[Data records]
_____
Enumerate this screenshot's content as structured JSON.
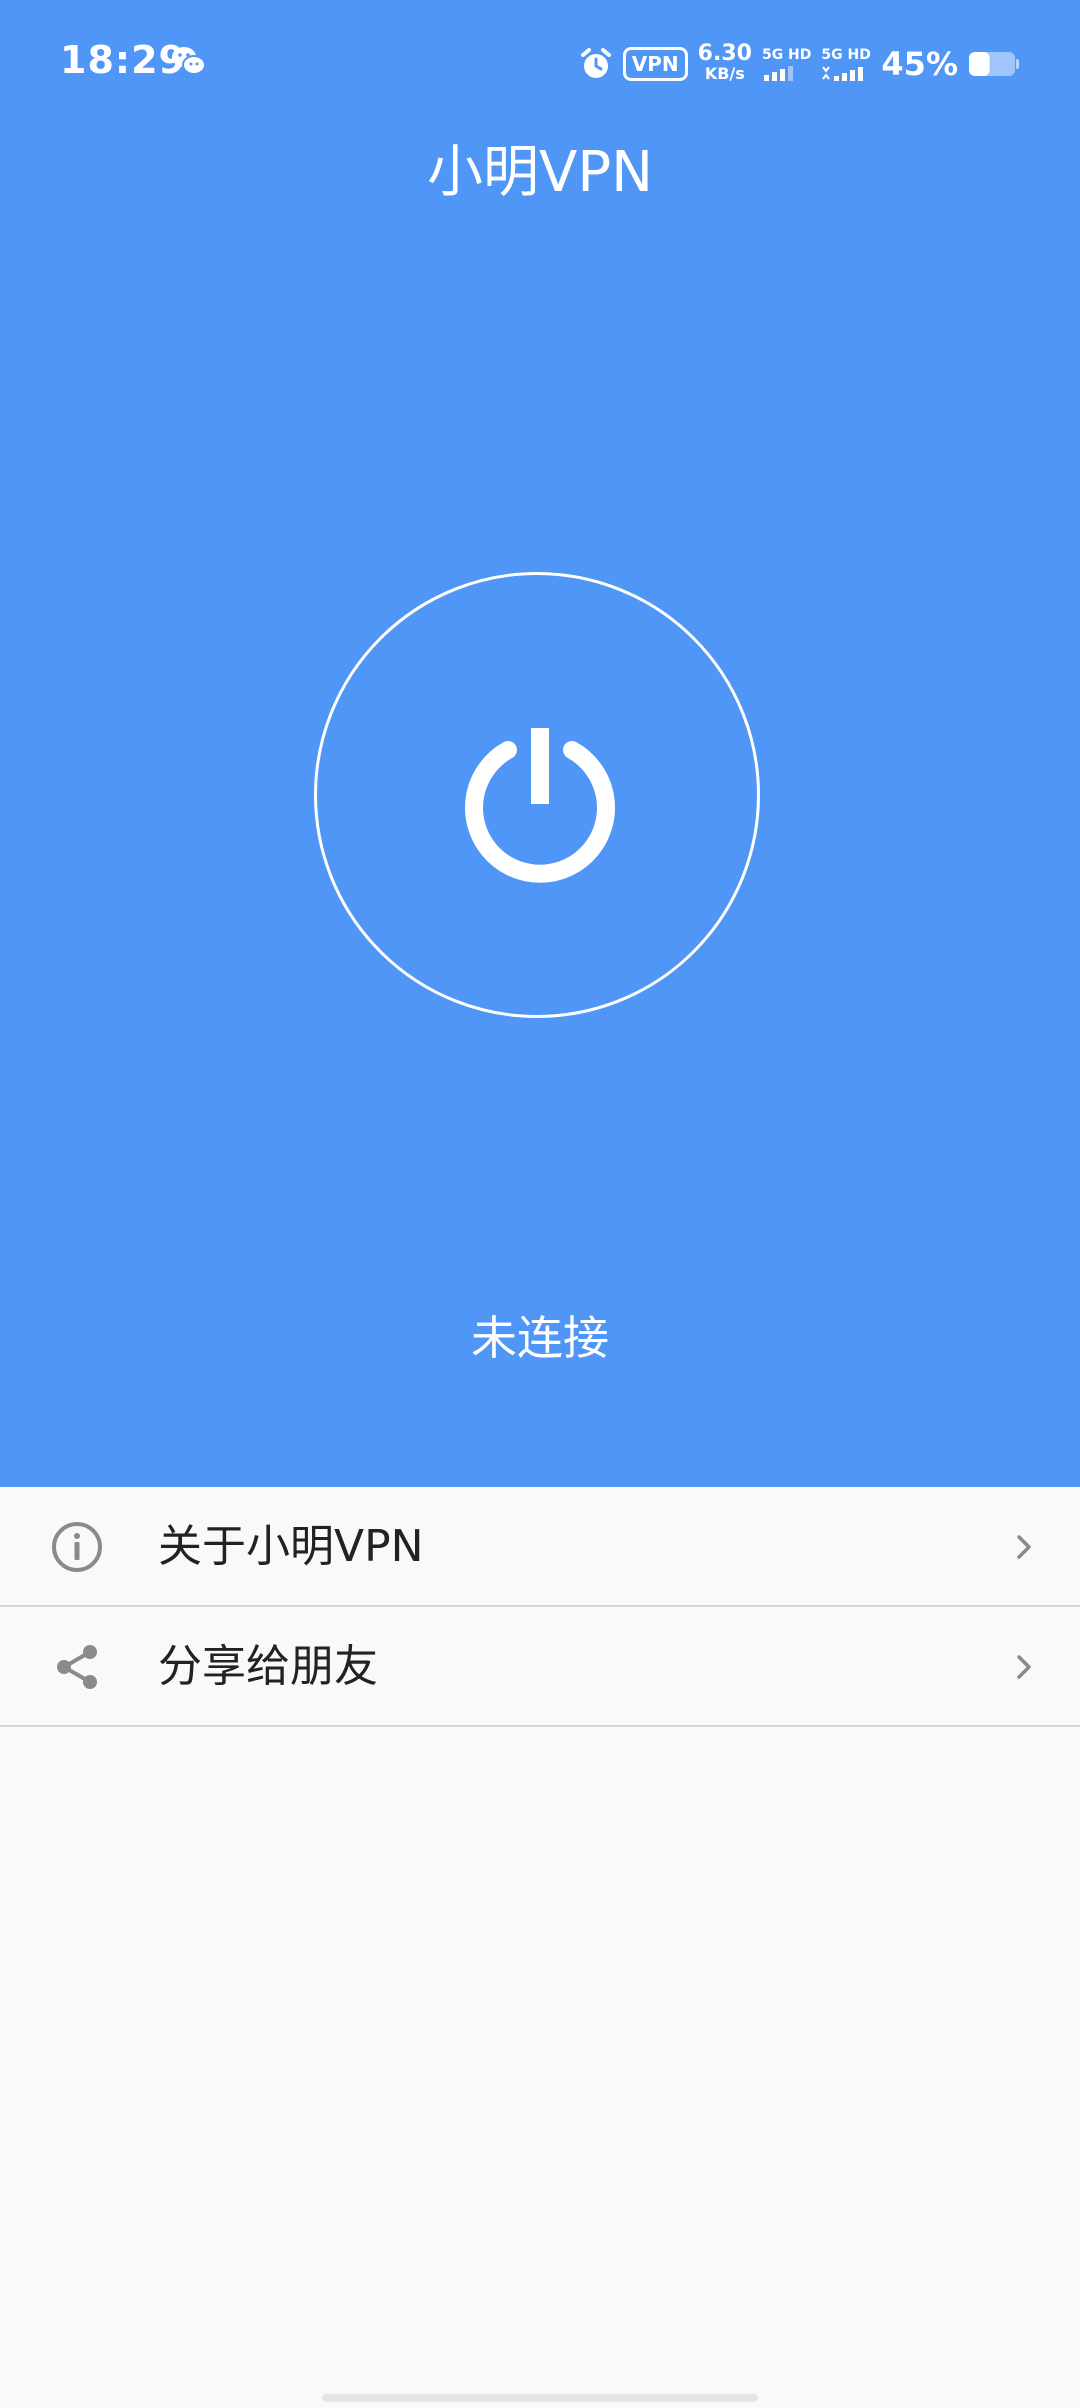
{
  "status_bar": {
    "time": "18:29",
    "vpn_badge": "VPN",
    "net_speed_value": "6.30",
    "net_speed_unit": "KB/s",
    "sim1_label": "5G HD",
    "sim2_label": "5G HD",
    "battery_percent": "45%",
    "battery_level": 0.45,
    "icons": [
      "wechat-icon",
      "alarm-icon",
      "signal-icon",
      "battery-icon"
    ]
  },
  "header": {
    "title": "小明VPN"
  },
  "connection": {
    "status_text": "未连接",
    "power_icon": "power-icon"
  },
  "menu": {
    "items": [
      {
        "label": "关于小明VPN",
        "icon": "info-icon"
      },
      {
        "label": "分享给朋友",
        "icon": "share-icon"
      }
    ]
  },
  "colors": {
    "primary": "#5096f6",
    "background": "#f9f9f9",
    "divider": "#d6d6d6",
    "icon_gray": "#8a8a8a"
  }
}
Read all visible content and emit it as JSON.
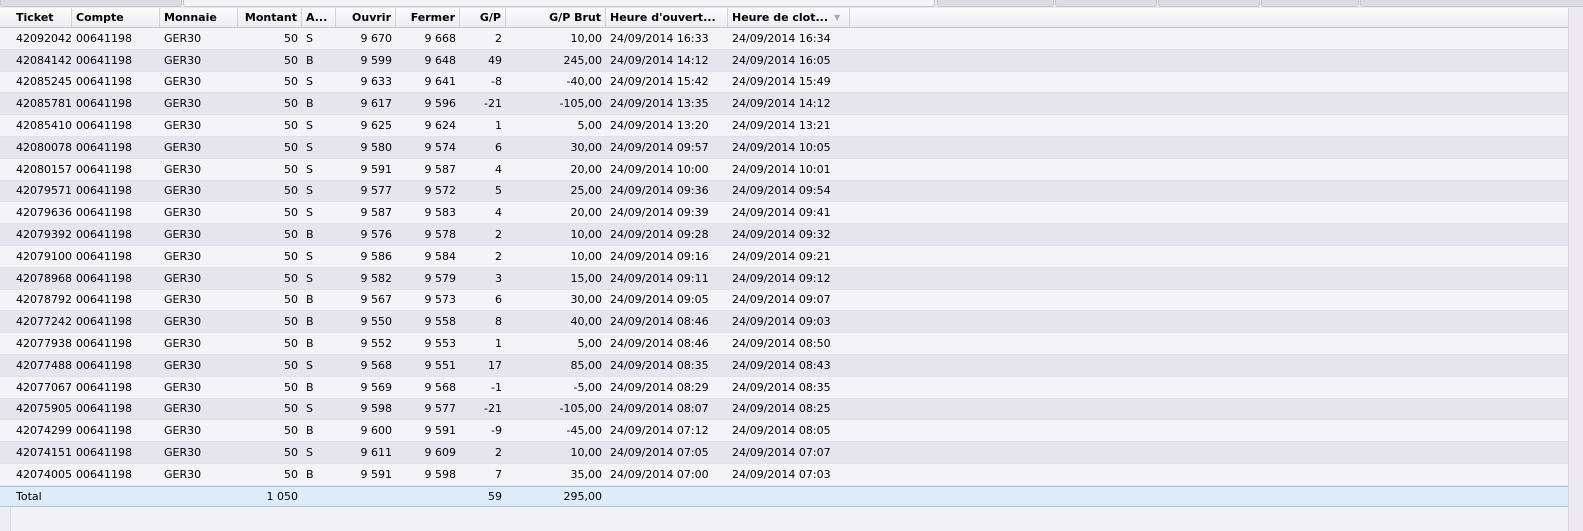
{
  "columns": [
    "Ticket",
    "Compte",
    "Monnaie",
    "Montant",
    "A...",
    "Ouvrir",
    "Fermer",
    "G/P",
    "G/P Brut",
    "Heure d'ouvert...",
    "Heure de clot..."
  ],
  "sort_icon": "▼",
  "rows": [
    [
      "42092042",
      "00641198",
      "GER30",
      "50",
      "S",
      "9 670",
      "9 668",
      "2",
      "10,00",
      "24/09/2014 16:33",
      "24/09/2014 16:34"
    ],
    [
      "42084142",
      "00641198",
      "GER30",
      "50",
      "B",
      "9 599",
      "9 648",
      "49",
      "245,00",
      "24/09/2014 14:12",
      "24/09/2014 16:05"
    ],
    [
      "42085245",
      "00641198",
      "GER30",
      "50",
      "S",
      "9 633",
      "9 641",
      "-8",
      "-40,00",
      "24/09/2014 15:42",
      "24/09/2014 15:49"
    ],
    [
      "42085781",
      "00641198",
      "GER30",
      "50",
      "B",
      "9 617",
      "9 596",
      "-21",
      "-105,00",
      "24/09/2014 13:35",
      "24/09/2014 14:12"
    ],
    [
      "42085410",
      "00641198",
      "GER30",
      "50",
      "S",
      "9 625",
      "9 624",
      "1",
      "5,00",
      "24/09/2014 13:20",
      "24/09/2014 13:21"
    ],
    [
      "42080078",
      "00641198",
      "GER30",
      "50",
      "S",
      "9 580",
      "9 574",
      "6",
      "30,00",
      "24/09/2014 09:57",
      "24/09/2014 10:05"
    ],
    [
      "42080157",
      "00641198",
      "GER30",
      "50",
      "S",
      "9 591",
      "9 587",
      "4",
      "20,00",
      "24/09/2014 10:00",
      "24/09/2014 10:01"
    ],
    [
      "42079571",
      "00641198",
      "GER30",
      "50",
      "S",
      "9 577",
      "9 572",
      "5",
      "25,00",
      "24/09/2014 09:36",
      "24/09/2014 09:54"
    ],
    [
      "42079636",
      "00641198",
      "GER30",
      "50",
      "S",
      "9 587",
      "9 583",
      "4",
      "20,00",
      "24/09/2014 09:39",
      "24/09/2014 09:41"
    ],
    [
      "42079392",
      "00641198",
      "GER30",
      "50",
      "B",
      "9 576",
      "9 578",
      "2",
      "10,00",
      "24/09/2014 09:28",
      "24/09/2014 09:32"
    ],
    [
      "42079100",
      "00641198",
      "GER30",
      "50",
      "S",
      "9 586",
      "9 584",
      "2",
      "10,00",
      "24/09/2014 09:16",
      "24/09/2014 09:21"
    ],
    [
      "42078968",
      "00641198",
      "GER30",
      "50",
      "S",
      "9 582",
      "9 579",
      "3",
      "15,00",
      "24/09/2014 09:11",
      "24/09/2014 09:12"
    ],
    [
      "42078792",
      "00641198",
      "GER30",
      "50",
      "B",
      "9 567",
      "9 573",
      "6",
      "30,00",
      "24/09/2014 09:05",
      "24/09/2014 09:07"
    ],
    [
      "42077242",
      "00641198",
      "GER30",
      "50",
      "B",
      "9 550",
      "9 558",
      "8",
      "40,00",
      "24/09/2014 08:46",
      "24/09/2014 09:03"
    ],
    [
      "42077938",
      "00641198",
      "GER30",
      "50",
      "B",
      "9 552",
      "9 553",
      "1",
      "5,00",
      "24/09/2014 08:46",
      "24/09/2014 08:50"
    ],
    [
      "42077488",
      "00641198",
      "GER30",
      "50",
      "S",
      "9 568",
      "9 551",
      "17",
      "85,00",
      "24/09/2014 08:35",
      "24/09/2014 08:43"
    ],
    [
      "42077067",
      "00641198",
      "GER30",
      "50",
      "B",
      "9 569",
      "9 568",
      "-1",
      "-5,00",
      "24/09/2014 08:29",
      "24/09/2014 08:35"
    ],
    [
      "42075905",
      "00641198",
      "GER30",
      "50",
      "S",
      "9 598",
      "9 577",
      "-21",
      "-105,00",
      "24/09/2014 08:07",
      "24/09/2014 08:25"
    ],
    [
      "42074299",
      "00641198",
      "GER30",
      "50",
      "B",
      "9 600",
      "9 591",
      "-9",
      "-45,00",
      "24/09/2014 07:12",
      "24/09/2014 08:05"
    ],
    [
      "42074151",
      "00641198",
      "GER30",
      "50",
      "S",
      "9 611",
      "9 609",
      "2",
      "10,00",
      "24/09/2014 07:05",
      "24/09/2014 07:07"
    ],
    [
      "42074005",
      "00641198",
      "GER30",
      "50",
      "B",
      "9 591",
      "9 598",
      "7",
      "35,00",
      "24/09/2014 07:00",
      "24/09/2014 07:03"
    ]
  ],
  "total": {
    "label": "Total",
    "montant": "1 050",
    "gp": "59",
    "gp_brut": "295,00"
  }
}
_____
• _EXERCISE DESCRIPTION_:
Among the entries above, how many lines hold the word "JSON"? Reply with only that number.

• _RESULT OF THIS TASK_:
2